What the task asks:
You are to retype all of the data exactly as it appears.

Stored records:
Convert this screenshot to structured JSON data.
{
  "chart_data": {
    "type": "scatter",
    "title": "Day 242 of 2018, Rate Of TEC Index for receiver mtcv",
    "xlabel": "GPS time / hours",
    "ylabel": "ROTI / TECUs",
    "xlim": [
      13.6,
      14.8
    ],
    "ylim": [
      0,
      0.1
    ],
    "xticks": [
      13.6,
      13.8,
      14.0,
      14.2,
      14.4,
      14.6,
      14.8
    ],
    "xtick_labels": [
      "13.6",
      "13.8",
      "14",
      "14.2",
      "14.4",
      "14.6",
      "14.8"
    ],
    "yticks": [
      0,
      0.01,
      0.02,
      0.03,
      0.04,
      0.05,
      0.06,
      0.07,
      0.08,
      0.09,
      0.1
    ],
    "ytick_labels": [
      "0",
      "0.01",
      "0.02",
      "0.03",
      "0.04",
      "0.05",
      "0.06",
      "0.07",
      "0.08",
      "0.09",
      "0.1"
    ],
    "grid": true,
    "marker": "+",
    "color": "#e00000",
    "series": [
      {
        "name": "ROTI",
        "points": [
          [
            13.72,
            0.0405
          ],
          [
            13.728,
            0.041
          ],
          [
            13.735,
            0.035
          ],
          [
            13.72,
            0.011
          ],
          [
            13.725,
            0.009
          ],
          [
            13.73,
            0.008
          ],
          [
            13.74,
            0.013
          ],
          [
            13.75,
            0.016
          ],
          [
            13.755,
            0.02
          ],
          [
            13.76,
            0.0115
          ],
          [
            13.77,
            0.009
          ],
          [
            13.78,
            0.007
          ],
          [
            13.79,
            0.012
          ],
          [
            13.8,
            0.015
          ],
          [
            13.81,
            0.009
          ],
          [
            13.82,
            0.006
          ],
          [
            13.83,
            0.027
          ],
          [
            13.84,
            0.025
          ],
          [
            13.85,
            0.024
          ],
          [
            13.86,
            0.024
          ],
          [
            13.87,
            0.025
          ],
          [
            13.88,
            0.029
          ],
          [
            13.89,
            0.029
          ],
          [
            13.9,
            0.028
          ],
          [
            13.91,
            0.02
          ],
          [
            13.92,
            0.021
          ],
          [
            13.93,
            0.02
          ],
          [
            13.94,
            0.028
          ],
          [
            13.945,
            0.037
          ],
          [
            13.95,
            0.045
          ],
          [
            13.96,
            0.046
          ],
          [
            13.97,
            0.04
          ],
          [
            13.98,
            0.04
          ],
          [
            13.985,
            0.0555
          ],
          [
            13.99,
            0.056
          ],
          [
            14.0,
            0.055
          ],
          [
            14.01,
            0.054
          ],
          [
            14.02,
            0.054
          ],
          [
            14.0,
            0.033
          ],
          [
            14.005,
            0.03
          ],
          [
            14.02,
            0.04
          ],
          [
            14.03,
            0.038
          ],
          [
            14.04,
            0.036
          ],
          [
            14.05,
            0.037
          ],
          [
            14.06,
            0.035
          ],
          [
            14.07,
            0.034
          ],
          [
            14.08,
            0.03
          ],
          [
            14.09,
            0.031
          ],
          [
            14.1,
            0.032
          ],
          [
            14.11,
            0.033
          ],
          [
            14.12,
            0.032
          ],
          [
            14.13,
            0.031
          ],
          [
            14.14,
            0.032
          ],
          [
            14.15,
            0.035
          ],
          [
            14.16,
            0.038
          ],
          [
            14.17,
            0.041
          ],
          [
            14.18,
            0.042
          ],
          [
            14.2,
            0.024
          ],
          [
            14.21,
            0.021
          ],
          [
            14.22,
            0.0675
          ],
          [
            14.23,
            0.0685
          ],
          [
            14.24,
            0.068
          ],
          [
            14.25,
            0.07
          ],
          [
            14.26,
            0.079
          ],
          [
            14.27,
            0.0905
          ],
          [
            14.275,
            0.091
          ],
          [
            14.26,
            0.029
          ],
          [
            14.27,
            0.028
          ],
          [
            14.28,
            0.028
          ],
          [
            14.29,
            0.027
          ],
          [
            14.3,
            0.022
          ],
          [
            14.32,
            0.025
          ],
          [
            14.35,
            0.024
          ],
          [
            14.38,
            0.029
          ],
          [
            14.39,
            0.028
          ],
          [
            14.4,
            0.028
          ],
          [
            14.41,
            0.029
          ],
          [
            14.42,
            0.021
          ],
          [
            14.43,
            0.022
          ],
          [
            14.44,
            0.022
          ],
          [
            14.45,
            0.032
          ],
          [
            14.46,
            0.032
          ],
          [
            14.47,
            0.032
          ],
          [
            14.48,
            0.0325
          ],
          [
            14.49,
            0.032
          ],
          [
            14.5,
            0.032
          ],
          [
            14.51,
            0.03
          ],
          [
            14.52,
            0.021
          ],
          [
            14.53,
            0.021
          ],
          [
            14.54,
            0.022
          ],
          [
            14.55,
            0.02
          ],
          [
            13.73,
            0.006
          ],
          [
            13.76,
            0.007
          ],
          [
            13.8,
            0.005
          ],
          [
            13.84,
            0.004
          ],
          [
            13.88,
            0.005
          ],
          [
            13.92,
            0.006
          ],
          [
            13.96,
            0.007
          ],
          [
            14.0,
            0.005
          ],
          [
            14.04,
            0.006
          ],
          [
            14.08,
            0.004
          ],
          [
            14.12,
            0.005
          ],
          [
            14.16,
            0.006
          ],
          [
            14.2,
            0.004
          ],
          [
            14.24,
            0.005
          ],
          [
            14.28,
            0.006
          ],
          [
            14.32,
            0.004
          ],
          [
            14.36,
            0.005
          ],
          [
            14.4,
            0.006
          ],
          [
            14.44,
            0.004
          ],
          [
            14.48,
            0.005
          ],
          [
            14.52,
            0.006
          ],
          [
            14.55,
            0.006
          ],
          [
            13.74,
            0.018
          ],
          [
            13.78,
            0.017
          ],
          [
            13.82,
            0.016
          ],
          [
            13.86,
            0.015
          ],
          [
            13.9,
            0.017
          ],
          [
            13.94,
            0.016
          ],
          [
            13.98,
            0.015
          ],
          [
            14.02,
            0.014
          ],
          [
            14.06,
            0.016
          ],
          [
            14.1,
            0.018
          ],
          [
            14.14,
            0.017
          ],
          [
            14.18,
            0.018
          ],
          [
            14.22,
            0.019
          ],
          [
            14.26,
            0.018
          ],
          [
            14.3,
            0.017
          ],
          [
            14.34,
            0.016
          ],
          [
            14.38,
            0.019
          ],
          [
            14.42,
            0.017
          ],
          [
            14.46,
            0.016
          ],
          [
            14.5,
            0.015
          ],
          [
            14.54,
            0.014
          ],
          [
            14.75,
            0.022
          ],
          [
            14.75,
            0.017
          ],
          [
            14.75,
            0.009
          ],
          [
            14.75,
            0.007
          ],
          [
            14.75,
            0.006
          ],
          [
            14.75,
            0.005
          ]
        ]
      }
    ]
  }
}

Solution:
Convert this screenshot to structured JSON data.
{
  "chart_data": {
    "type": "scatter",
    "title": "Day 242 of 2018, Rate Of TEC Index for receiver mtcv",
    "xlabel": "GPS time / hours",
    "ylabel": "ROTI / TECUs",
    "xlim": [
      13.6,
      14.8
    ],
    "ylim": [
      0,
      0.1
    ],
    "xticks": [
      13.6,
      13.8,
      14.0,
      14.2,
      14.4,
      14.6,
      14.8
    ],
    "xtick_labels": [
      "13.6",
      "13.8",
      "14",
      "14.2",
      "14.4",
      "14.6",
      "14.8"
    ],
    "yticks": [
      0,
      0.01,
      0.02,
      0.03,
      0.04,
      0.05,
      0.06,
      0.07,
      0.08,
      0.09,
      0.1
    ],
    "ytick_labels": [
      "0",
      "0.01",
      "0.02",
      "0.03",
      "0.04",
      "0.05",
      "0.06",
      "0.07",
      "0.08",
      "0.09",
      "0.1"
    ],
    "grid": true,
    "marker": "+",
    "color": "#e00000",
    "series": [
      {
        "name": "ROTI",
        "points": [
          [
            13.72,
            0.0405
          ],
          [
            13.728,
            0.041
          ],
          [
            13.735,
            0.035
          ],
          [
            13.72,
            0.011
          ],
          [
            13.725,
            0.009
          ],
          [
            13.73,
            0.008
          ],
          [
            13.74,
            0.013
          ],
          [
            13.75,
            0.016
          ],
          [
            13.755,
            0.02
          ],
          [
            13.76,
            0.0115
          ],
          [
            13.77,
            0.009
          ],
          [
            13.78,
            0.007
          ],
          [
            13.79,
            0.012
          ],
          [
            13.8,
            0.015
          ],
          [
            13.81,
            0.009
          ],
          [
            13.82,
            0.006
          ],
          [
            13.83,
            0.027
          ],
          [
            13.84,
            0.025
          ],
          [
            13.85,
            0.024
          ],
          [
            13.86,
            0.024
          ],
          [
            13.87,
            0.025
          ],
          [
            13.88,
            0.029
          ],
          [
            13.89,
            0.029
          ],
          [
            13.9,
            0.028
          ],
          [
            13.91,
            0.02
          ],
          [
            13.92,
            0.021
          ],
          [
            13.93,
            0.02
          ],
          [
            13.94,
            0.028
          ],
          [
            13.945,
            0.037
          ],
          [
            13.95,
            0.045
          ],
          [
            13.96,
            0.046
          ],
          [
            13.97,
            0.04
          ],
          [
            13.98,
            0.04
          ],
          [
            13.985,
            0.0555
          ],
          [
            13.99,
            0.056
          ],
          [
            14.0,
            0.055
          ],
          [
            14.01,
            0.054
          ],
          [
            14.02,
            0.054
          ],
          [
            14.0,
            0.033
          ],
          [
            14.005,
            0.03
          ],
          [
            14.02,
            0.04
          ],
          [
            14.03,
            0.038
          ],
          [
            14.04,
            0.036
          ],
          [
            14.05,
            0.037
          ],
          [
            14.06,
            0.035
          ],
          [
            14.07,
            0.034
          ],
          [
            14.08,
            0.03
          ],
          [
            14.09,
            0.031
          ],
          [
            14.1,
            0.032
          ],
          [
            14.11,
            0.033
          ],
          [
            14.12,
            0.032
          ],
          [
            14.13,
            0.031
          ],
          [
            14.14,
            0.032
          ],
          [
            14.15,
            0.035
          ],
          [
            14.16,
            0.038
          ],
          [
            14.17,
            0.041
          ],
          [
            14.18,
            0.042
          ],
          [
            14.2,
            0.024
          ],
          [
            14.21,
            0.021
          ],
          [
            14.22,
            0.0675
          ],
          [
            14.23,
            0.0685
          ],
          [
            14.24,
            0.068
          ],
          [
            14.25,
            0.07
          ],
          [
            14.26,
            0.079
          ],
          [
            14.27,
            0.0905
          ],
          [
            14.275,
            0.091
          ],
          [
            14.26,
            0.029
          ],
          [
            14.27,
            0.028
          ],
          [
            14.28,
            0.028
          ],
          [
            14.29,
            0.027
          ],
          [
            14.3,
            0.022
          ],
          [
            14.32,
            0.025
          ],
          [
            14.35,
            0.024
          ],
          [
            14.38,
            0.029
          ],
          [
            14.39,
            0.028
          ],
          [
            14.4,
            0.028
          ],
          [
            14.41,
            0.029
          ],
          [
            14.42,
            0.021
          ],
          [
            14.43,
            0.022
          ],
          [
            14.44,
            0.022
          ],
          [
            14.45,
            0.032
          ],
          [
            14.46,
            0.032
          ],
          [
            14.47,
            0.032
          ],
          [
            14.48,
            0.0325
          ],
          [
            14.49,
            0.032
          ],
          [
            14.5,
            0.032
          ],
          [
            14.51,
            0.03
          ],
          [
            14.52,
            0.021
          ],
          [
            14.53,
            0.021
          ],
          [
            14.54,
            0.022
          ],
          [
            14.55,
            0.02
          ],
          [
            13.73,
            0.006
          ],
          [
            13.76,
            0.007
          ],
          [
            13.8,
            0.005
          ],
          [
            13.84,
            0.004
          ],
          [
            13.88,
            0.005
          ],
          [
            13.92,
            0.006
          ],
          [
            13.96,
            0.007
          ],
          [
            14.0,
            0.005
          ],
          [
            14.04,
            0.006
          ],
          [
            14.08,
            0.004
          ],
          [
            14.12,
            0.005
          ],
          [
            14.16,
            0.006
          ],
          [
            14.2,
            0.004
          ],
          [
            14.24,
            0.005
          ],
          [
            14.28,
            0.006
          ],
          [
            14.32,
            0.004
          ],
          [
            14.36,
            0.005
          ],
          [
            14.4,
            0.006
          ],
          [
            14.44,
            0.004
          ],
          [
            14.48,
            0.005
          ],
          [
            14.52,
            0.006
          ],
          [
            14.55,
            0.006
          ],
          [
            13.74,
            0.018
          ],
          [
            13.78,
            0.017
          ],
          [
            13.82,
            0.016
          ],
          [
            13.86,
            0.015
          ],
          [
            13.9,
            0.017
          ],
          [
            13.94,
            0.016
          ],
          [
            13.98,
            0.015
          ],
          [
            14.02,
            0.014
          ],
          [
            14.06,
            0.016
          ],
          [
            14.1,
            0.018
          ],
          [
            14.14,
            0.017
          ],
          [
            14.18,
            0.018
          ],
          [
            14.22,
            0.019
          ],
          [
            14.26,
            0.018
          ],
          [
            14.3,
            0.017
          ],
          [
            14.34,
            0.016
          ],
          [
            14.38,
            0.019
          ],
          [
            14.42,
            0.017
          ],
          [
            14.46,
            0.016
          ],
          [
            14.5,
            0.015
          ],
          [
            14.54,
            0.014
          ],
          [
            14.75,
            0.022
          ],
          [
            14.75,
            0.017
          ],
          [
            14.75,
            0.009
          ],
          [
            14.75,
            0.007
          ],
          [
            14.75,
            0.006
          ],
          [
            14.75,
            0.005
          ]
        ]
      }
    ]
  }
}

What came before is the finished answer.